Brief
Reproduce the lines exactly, beginning with the line that has "Convert this chart to structured JSON data." and ending with the line that has "What's the underlying". Images are left out.

----

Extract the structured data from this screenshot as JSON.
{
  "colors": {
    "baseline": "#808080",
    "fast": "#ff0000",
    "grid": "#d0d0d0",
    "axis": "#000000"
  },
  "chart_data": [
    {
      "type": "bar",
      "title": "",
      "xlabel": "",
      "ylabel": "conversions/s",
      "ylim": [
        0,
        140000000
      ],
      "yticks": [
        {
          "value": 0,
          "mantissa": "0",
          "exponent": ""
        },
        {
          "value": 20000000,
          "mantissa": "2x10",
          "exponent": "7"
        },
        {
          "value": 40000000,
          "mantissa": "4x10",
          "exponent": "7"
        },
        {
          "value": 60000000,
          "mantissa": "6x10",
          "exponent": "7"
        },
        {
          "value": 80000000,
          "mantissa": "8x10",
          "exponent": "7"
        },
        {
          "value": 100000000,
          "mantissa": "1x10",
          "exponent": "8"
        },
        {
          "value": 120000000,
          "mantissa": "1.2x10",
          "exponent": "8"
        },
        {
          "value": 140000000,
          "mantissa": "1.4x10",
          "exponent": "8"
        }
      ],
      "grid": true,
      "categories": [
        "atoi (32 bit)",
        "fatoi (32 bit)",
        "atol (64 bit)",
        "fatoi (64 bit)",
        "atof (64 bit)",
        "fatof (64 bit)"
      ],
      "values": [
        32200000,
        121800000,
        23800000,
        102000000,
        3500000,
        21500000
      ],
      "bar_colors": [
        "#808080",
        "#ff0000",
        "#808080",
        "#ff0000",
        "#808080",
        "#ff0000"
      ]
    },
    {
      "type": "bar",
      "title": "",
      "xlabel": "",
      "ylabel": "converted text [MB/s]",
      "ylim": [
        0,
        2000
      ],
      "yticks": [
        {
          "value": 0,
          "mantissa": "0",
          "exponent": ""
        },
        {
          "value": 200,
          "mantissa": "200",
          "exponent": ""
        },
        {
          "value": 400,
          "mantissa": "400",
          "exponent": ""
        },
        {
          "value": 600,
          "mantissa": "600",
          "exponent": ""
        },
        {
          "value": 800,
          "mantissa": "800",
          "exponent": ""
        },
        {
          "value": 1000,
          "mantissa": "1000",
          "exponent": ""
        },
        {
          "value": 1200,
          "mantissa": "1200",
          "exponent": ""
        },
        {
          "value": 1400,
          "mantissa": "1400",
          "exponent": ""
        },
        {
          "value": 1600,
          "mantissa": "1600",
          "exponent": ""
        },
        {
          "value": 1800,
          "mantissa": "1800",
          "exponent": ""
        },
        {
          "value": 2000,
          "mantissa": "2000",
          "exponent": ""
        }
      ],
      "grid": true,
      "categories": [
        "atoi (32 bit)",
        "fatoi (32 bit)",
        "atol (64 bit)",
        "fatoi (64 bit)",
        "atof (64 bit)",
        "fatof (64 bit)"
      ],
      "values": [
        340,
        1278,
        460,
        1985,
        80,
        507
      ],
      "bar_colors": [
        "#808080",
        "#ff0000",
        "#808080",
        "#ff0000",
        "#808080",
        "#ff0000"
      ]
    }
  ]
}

----

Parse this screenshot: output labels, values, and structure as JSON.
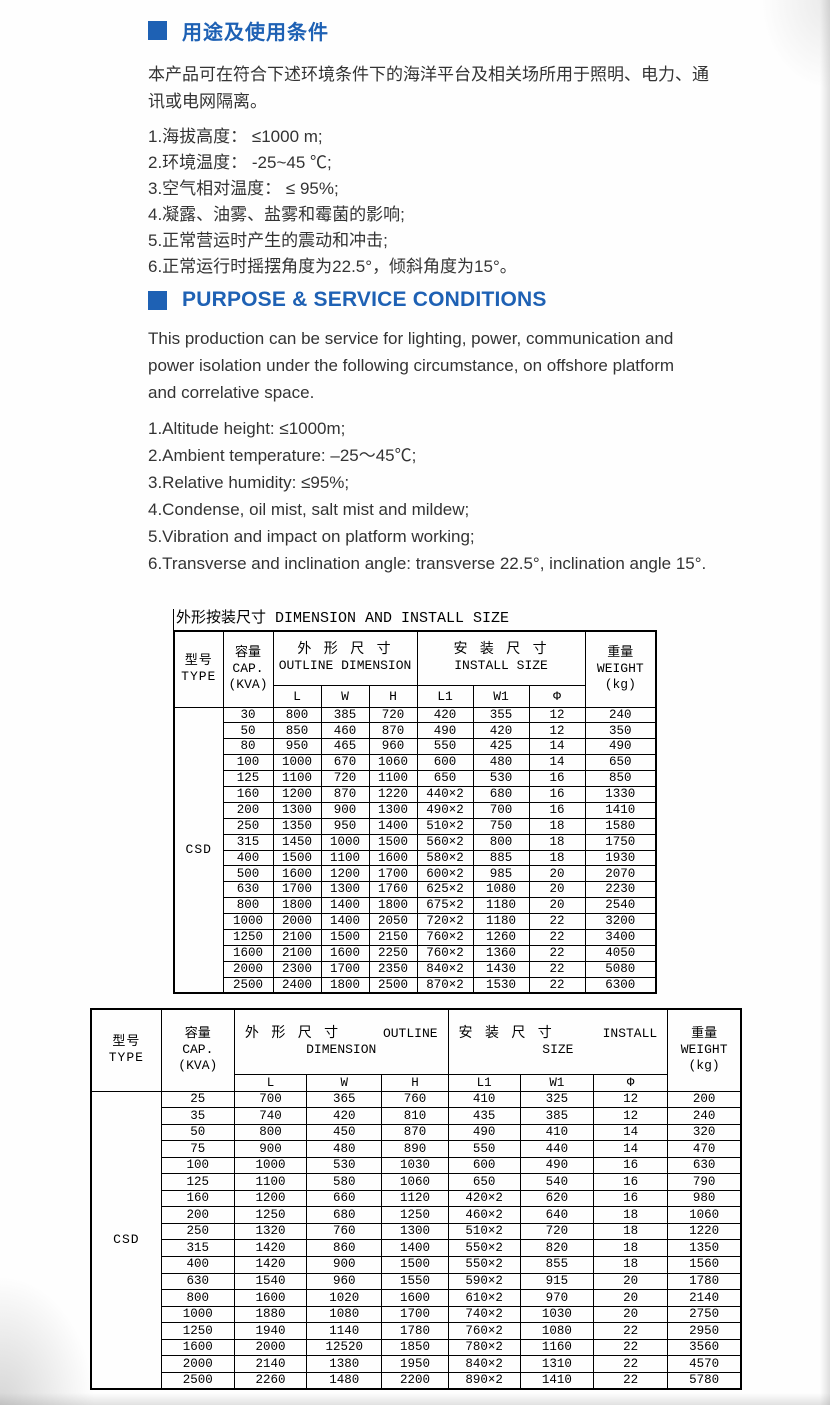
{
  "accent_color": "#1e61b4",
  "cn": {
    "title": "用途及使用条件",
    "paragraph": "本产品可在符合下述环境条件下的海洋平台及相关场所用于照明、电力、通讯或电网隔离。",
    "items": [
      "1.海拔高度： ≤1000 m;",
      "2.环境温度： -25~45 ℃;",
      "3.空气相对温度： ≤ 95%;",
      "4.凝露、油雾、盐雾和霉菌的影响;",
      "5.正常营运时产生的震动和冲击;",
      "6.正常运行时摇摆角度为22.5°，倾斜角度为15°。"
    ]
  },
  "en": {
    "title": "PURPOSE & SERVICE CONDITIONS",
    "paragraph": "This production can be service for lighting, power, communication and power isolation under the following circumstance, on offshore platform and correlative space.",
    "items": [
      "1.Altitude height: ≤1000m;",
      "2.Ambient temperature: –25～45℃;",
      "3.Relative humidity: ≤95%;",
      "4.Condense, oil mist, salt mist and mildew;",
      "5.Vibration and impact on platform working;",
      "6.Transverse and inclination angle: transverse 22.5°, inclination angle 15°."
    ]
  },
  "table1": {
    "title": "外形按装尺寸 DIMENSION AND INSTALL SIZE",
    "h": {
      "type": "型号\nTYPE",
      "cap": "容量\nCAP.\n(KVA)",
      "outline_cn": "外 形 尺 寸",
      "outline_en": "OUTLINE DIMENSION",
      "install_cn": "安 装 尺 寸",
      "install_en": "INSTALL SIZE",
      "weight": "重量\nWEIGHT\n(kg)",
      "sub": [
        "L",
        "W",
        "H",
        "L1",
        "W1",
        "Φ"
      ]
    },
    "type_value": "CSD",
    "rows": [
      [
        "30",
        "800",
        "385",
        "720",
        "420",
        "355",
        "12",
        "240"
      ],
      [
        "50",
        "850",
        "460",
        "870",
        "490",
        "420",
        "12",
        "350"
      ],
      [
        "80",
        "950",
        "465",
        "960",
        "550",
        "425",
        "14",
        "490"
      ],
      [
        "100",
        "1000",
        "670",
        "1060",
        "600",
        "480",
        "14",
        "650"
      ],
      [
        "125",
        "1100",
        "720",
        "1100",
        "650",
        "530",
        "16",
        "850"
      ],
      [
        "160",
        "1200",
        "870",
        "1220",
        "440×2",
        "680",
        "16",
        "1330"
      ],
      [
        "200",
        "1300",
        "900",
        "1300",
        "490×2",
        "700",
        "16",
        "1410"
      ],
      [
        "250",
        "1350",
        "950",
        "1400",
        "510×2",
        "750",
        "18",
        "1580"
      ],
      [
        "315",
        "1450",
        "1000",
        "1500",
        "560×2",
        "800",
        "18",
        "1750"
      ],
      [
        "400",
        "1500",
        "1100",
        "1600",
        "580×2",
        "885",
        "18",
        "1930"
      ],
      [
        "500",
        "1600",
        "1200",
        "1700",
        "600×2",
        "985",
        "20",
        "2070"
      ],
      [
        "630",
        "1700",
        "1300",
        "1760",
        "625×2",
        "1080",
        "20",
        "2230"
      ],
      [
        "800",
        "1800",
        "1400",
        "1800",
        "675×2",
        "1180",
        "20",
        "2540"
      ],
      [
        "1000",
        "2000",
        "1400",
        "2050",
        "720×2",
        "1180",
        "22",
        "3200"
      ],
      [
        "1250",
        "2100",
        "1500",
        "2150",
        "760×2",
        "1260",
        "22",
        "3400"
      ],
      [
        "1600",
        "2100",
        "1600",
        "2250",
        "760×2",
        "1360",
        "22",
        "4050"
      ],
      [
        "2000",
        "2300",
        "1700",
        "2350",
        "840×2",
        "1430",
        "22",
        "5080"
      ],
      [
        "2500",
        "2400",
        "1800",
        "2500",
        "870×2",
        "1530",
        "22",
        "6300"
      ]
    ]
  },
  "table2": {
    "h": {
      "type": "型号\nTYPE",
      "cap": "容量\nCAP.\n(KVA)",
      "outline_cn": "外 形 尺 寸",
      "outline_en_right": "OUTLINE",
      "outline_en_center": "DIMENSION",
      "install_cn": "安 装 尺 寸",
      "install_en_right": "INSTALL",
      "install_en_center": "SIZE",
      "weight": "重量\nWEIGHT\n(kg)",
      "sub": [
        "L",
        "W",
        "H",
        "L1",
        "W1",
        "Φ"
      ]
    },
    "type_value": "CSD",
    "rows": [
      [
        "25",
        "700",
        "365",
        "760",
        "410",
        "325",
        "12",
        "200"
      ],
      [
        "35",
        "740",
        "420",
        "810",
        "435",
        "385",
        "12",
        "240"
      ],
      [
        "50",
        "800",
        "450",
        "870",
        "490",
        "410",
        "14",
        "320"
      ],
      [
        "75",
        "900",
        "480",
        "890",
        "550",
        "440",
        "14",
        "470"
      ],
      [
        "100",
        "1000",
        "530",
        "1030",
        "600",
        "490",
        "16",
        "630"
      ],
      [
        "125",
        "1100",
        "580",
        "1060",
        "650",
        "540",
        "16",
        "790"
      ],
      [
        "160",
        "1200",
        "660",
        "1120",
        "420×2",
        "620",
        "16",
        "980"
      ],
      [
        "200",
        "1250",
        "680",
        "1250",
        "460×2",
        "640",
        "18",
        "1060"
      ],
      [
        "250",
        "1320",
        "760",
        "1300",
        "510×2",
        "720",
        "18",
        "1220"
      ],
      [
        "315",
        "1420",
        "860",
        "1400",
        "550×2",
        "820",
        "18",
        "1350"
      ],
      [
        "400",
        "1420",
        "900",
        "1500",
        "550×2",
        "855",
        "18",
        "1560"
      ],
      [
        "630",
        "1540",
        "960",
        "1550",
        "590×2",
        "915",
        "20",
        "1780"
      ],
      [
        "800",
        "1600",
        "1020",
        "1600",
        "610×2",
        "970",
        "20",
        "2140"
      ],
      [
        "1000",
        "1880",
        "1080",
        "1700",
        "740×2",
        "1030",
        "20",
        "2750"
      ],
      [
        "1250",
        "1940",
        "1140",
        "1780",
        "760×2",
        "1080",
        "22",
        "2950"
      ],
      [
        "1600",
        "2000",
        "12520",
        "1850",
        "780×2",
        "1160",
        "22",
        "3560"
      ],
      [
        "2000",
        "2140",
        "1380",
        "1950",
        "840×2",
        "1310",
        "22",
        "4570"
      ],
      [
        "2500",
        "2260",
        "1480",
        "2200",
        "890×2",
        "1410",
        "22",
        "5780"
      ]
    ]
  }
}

----

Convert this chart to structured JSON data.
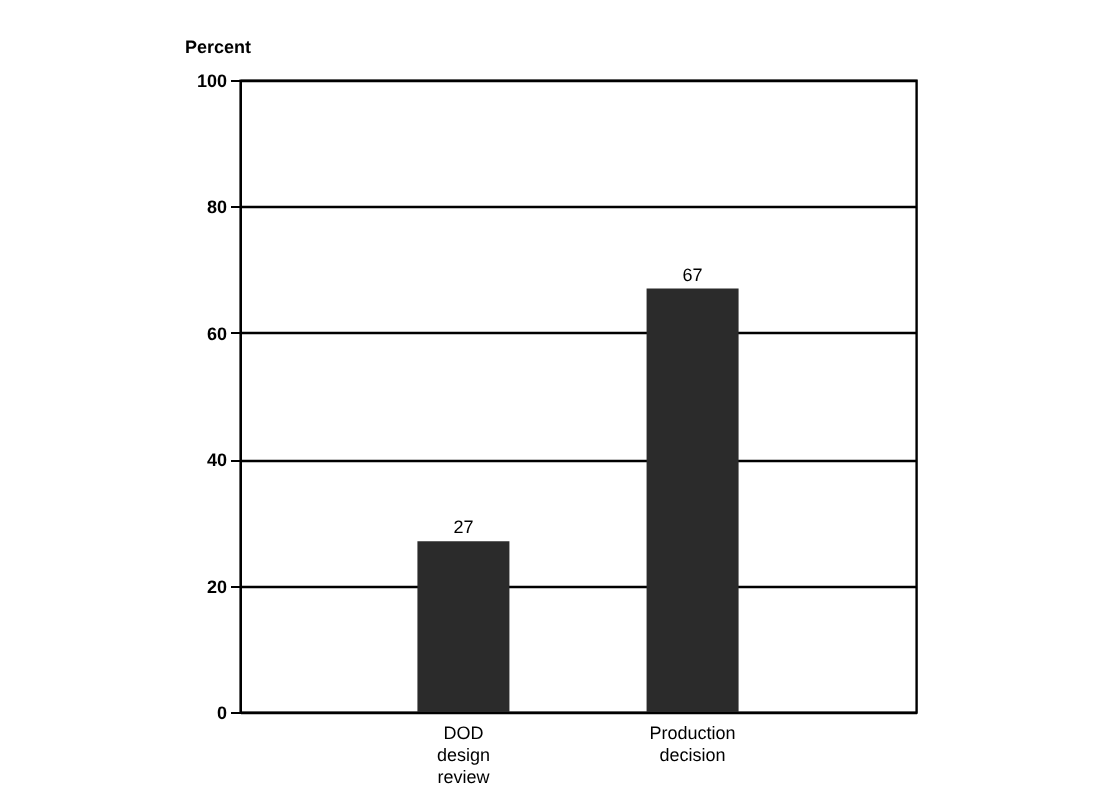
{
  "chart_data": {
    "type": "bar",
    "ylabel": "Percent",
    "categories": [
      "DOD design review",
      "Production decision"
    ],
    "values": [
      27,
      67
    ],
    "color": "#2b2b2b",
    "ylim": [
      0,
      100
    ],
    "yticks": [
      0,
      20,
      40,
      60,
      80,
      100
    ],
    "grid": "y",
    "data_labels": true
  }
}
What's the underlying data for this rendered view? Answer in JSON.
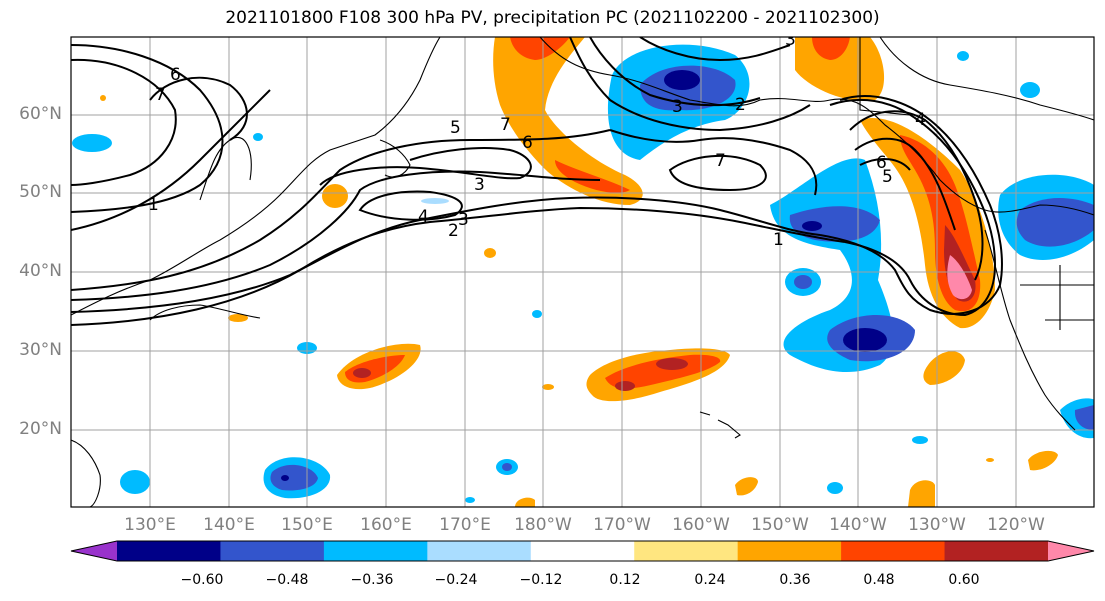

----

Completed exercise
Convert this chart to structured JSON data.
{
  "chart_data": {
    "type": "bar",
    "ylabel": "Percent",
    "categories": [
      "DOD design review",
      "Production decision"
    ],
    "values": [
      27,
      67
    ],
    "color": "#2b2b2b",
    "ylim": [
      0,
      100
    ],
    "yticks": [
      0,
      20,
      40,
      60,
      80,
      100
    ],
    "grid": "y",
    "data_labels": true
  }
}
What's the underlying data for this rendered view? Answer in JSON.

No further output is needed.